##### Dataset entries #####

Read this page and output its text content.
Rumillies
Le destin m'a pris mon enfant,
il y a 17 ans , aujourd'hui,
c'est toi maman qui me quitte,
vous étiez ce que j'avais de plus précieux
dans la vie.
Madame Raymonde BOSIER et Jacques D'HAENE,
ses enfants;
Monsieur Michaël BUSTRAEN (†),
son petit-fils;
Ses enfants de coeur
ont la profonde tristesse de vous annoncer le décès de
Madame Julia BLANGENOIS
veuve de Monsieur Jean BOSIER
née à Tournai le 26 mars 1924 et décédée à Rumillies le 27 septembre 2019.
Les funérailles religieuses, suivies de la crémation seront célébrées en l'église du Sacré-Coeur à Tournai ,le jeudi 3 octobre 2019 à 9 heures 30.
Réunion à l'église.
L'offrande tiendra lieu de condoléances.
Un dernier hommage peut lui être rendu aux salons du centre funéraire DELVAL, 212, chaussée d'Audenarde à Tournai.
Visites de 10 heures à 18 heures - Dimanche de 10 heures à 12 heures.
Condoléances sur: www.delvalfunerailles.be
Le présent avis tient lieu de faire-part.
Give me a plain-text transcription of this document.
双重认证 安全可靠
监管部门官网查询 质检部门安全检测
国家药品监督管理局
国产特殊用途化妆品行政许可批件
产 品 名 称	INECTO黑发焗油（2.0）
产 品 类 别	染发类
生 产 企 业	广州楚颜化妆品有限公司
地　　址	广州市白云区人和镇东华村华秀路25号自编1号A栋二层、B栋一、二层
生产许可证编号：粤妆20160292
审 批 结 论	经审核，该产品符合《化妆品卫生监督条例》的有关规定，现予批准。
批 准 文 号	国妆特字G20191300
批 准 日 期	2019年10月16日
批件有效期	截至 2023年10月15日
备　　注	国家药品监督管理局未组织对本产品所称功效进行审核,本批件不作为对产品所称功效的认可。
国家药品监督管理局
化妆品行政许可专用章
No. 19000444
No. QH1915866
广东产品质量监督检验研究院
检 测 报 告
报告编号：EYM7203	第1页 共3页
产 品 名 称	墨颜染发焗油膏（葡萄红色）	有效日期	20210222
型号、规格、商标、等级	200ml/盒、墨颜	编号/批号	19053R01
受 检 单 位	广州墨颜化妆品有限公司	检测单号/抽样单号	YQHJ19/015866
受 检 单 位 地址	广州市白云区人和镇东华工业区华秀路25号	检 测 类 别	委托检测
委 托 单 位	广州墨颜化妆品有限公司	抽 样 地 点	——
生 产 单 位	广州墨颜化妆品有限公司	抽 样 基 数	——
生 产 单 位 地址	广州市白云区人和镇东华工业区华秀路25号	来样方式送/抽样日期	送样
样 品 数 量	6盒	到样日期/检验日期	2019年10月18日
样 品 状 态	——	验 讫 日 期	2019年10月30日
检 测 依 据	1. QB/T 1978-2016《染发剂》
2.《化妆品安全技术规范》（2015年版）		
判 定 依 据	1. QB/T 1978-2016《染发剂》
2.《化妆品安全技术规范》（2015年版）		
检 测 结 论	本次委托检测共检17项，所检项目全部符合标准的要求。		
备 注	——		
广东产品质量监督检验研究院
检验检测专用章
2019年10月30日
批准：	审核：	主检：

#####

**Exercise**
List all lines where "Madame" occurs.

**Full response**
Madame Raymonde BOSIER et Jacques D'HAENE,
Madame Julia BLANGENOIS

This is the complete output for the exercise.